### Exercise task
From the entries that follow, gather each line holding the word "ipsam".

(Dataset records)
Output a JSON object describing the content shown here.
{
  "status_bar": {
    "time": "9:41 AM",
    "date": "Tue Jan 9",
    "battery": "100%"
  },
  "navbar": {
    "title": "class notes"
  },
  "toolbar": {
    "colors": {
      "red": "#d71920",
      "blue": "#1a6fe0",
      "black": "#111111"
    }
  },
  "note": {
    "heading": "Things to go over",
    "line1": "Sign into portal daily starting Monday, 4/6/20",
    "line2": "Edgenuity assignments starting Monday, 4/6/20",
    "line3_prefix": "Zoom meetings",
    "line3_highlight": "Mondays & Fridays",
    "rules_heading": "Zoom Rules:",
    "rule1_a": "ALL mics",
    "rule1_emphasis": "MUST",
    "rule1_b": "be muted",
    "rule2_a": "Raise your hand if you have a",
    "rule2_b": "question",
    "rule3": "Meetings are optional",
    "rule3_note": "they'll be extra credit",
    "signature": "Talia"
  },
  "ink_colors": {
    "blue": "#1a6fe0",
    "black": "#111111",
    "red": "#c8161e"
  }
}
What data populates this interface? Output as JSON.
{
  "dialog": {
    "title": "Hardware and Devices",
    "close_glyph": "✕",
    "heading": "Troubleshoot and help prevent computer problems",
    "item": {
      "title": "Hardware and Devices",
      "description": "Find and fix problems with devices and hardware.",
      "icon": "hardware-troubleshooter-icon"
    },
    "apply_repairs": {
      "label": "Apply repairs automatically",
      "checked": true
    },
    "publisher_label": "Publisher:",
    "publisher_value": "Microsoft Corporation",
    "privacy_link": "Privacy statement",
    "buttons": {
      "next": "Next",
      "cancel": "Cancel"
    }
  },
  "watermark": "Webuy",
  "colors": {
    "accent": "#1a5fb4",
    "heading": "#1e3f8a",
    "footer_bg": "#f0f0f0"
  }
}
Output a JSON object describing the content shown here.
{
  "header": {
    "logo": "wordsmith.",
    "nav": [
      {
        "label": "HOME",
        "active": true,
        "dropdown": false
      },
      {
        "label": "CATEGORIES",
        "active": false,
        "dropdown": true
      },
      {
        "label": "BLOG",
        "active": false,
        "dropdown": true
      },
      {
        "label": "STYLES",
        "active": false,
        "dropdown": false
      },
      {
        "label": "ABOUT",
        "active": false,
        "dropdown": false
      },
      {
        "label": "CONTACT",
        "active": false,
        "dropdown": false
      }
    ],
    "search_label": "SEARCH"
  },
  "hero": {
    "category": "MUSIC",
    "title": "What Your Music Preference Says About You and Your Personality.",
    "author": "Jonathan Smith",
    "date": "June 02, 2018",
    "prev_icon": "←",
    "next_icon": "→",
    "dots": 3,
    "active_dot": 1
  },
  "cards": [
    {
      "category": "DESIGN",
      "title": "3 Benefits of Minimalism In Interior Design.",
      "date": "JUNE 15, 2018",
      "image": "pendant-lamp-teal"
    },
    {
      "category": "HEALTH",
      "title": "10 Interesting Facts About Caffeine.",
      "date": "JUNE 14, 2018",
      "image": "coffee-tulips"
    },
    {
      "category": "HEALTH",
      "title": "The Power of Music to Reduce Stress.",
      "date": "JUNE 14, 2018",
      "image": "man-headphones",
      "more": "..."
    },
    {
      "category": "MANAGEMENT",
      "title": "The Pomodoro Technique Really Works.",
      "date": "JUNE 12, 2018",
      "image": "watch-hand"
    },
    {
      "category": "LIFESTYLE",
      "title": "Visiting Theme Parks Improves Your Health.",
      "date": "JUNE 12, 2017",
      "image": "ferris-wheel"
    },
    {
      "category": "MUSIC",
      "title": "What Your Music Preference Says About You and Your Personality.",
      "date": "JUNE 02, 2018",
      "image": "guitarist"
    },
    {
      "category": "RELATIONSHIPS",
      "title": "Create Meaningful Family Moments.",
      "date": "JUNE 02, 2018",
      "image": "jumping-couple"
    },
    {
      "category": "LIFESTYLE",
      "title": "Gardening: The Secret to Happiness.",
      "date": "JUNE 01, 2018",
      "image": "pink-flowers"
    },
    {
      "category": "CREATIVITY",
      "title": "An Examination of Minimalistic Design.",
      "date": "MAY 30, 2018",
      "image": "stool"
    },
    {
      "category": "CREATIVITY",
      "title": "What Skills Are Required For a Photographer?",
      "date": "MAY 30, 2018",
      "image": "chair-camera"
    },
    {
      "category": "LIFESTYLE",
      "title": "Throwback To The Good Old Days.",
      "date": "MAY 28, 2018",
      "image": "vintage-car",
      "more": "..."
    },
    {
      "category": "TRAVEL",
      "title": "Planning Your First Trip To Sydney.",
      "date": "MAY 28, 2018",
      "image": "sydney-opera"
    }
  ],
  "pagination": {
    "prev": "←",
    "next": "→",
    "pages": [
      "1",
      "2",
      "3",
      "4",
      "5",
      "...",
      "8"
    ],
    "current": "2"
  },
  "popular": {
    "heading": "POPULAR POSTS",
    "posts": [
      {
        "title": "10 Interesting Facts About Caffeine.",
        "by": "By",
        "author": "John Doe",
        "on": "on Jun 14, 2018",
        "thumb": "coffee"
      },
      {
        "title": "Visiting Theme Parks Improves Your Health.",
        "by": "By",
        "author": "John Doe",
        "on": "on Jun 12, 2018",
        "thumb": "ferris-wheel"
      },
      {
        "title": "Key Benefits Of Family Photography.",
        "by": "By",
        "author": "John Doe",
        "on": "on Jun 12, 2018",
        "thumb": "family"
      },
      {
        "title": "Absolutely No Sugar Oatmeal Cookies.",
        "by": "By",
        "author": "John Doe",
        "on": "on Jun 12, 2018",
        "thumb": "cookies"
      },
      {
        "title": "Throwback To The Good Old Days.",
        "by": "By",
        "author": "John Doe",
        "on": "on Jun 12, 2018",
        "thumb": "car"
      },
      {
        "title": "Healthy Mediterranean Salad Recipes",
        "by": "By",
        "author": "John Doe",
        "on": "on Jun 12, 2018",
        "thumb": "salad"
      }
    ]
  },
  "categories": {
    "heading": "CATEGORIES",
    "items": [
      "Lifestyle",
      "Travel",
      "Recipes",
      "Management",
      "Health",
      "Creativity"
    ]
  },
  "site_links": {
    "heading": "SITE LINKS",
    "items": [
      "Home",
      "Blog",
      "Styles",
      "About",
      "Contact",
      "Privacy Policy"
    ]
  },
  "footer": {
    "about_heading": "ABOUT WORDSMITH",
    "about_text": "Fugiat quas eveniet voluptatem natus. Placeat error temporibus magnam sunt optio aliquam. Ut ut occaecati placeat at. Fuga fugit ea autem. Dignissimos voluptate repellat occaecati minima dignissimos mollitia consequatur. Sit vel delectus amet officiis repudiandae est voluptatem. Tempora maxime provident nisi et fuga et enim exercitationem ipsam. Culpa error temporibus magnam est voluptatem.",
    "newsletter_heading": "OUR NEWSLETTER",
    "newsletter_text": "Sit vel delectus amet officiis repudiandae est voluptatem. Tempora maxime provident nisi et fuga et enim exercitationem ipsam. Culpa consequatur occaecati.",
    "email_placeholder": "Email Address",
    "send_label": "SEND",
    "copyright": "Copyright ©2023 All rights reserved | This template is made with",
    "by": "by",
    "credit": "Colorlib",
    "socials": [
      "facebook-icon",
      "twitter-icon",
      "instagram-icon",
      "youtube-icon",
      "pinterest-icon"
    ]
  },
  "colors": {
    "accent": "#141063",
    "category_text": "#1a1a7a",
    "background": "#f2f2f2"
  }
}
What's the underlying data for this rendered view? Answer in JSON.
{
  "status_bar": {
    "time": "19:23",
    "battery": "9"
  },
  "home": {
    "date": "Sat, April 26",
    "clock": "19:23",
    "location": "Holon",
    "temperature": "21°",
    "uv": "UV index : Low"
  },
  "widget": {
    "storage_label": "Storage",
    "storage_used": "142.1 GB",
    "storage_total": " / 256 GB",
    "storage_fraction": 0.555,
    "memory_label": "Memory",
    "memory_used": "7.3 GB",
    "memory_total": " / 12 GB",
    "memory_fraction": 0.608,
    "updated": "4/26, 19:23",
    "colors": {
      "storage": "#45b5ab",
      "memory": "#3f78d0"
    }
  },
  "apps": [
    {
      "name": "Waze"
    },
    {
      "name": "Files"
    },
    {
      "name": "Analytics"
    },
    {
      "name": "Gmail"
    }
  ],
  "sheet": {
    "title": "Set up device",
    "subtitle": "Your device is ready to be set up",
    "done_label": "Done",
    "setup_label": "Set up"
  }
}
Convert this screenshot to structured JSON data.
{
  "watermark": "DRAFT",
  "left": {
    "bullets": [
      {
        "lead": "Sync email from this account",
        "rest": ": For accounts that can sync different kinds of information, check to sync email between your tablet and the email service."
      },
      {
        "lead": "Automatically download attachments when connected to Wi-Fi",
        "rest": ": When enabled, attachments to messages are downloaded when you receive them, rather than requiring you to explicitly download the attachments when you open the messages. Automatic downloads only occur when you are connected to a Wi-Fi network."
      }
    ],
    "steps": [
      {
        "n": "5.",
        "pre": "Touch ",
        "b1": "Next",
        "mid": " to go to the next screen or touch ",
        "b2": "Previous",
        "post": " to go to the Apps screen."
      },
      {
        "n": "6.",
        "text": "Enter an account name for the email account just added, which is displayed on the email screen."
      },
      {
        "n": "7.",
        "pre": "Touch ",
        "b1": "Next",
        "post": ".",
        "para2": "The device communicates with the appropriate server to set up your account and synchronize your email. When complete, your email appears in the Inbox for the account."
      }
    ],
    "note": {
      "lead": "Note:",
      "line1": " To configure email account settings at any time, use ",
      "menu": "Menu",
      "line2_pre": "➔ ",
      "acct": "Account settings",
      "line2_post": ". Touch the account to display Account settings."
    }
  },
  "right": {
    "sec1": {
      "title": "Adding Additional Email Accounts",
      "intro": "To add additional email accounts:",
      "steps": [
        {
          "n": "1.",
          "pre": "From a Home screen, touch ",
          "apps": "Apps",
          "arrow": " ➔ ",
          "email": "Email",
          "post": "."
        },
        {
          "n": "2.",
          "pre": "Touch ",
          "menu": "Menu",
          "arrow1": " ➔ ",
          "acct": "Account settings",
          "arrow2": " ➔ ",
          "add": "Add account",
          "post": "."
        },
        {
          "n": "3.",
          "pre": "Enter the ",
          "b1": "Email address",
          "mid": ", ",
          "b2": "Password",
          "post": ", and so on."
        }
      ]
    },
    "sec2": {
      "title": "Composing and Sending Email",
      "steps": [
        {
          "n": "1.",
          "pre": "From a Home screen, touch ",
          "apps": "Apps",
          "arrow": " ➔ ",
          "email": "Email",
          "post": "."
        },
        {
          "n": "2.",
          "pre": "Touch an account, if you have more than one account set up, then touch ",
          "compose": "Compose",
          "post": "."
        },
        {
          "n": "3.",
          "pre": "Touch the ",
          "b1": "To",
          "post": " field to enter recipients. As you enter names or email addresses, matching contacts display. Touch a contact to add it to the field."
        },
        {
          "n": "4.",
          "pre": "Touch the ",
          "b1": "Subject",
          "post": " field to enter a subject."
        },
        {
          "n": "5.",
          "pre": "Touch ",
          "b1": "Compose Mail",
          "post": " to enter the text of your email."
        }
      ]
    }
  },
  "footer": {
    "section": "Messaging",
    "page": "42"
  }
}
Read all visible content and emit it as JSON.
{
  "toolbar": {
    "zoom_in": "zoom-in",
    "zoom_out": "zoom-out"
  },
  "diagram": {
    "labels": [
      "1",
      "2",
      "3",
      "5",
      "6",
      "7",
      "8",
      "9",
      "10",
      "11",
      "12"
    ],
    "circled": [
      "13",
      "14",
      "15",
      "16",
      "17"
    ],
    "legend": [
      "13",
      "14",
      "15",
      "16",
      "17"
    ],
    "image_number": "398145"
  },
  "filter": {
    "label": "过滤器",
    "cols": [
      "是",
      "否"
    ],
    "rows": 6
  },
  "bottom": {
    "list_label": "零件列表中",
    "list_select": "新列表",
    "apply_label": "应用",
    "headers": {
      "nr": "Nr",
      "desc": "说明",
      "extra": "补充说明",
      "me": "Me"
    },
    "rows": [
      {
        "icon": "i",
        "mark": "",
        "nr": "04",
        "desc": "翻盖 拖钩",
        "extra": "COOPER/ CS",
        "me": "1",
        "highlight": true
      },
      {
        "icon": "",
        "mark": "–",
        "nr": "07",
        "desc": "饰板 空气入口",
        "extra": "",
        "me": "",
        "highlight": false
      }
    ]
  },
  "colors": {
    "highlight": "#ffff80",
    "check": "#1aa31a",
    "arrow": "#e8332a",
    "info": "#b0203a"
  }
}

### Exercise response
    "about_text": "Fugiat quas eveniet voluptatem natus. Placeat error temporibus magnam sunt optio aliquam. Ut ut occaecati placeat at. Fuga fugit ea autem. Dignissimos voluptate repellat occaecati minima dignissimos mollitia consequatur. Sit vel delectus amet officiis repudiandae est voluptatem. Tempora maxime provident nisi et fuga et enim exercitationem ipsam. Culpa error temporibus magnam est voluptatem.",
    "newsletter_text": "Sit vel delectus amet officiis repudiandae est voluptatem. Tempora maxime provident nisi et fuga et enim exercitationem ipsam. Culpa consequatur occaecati.",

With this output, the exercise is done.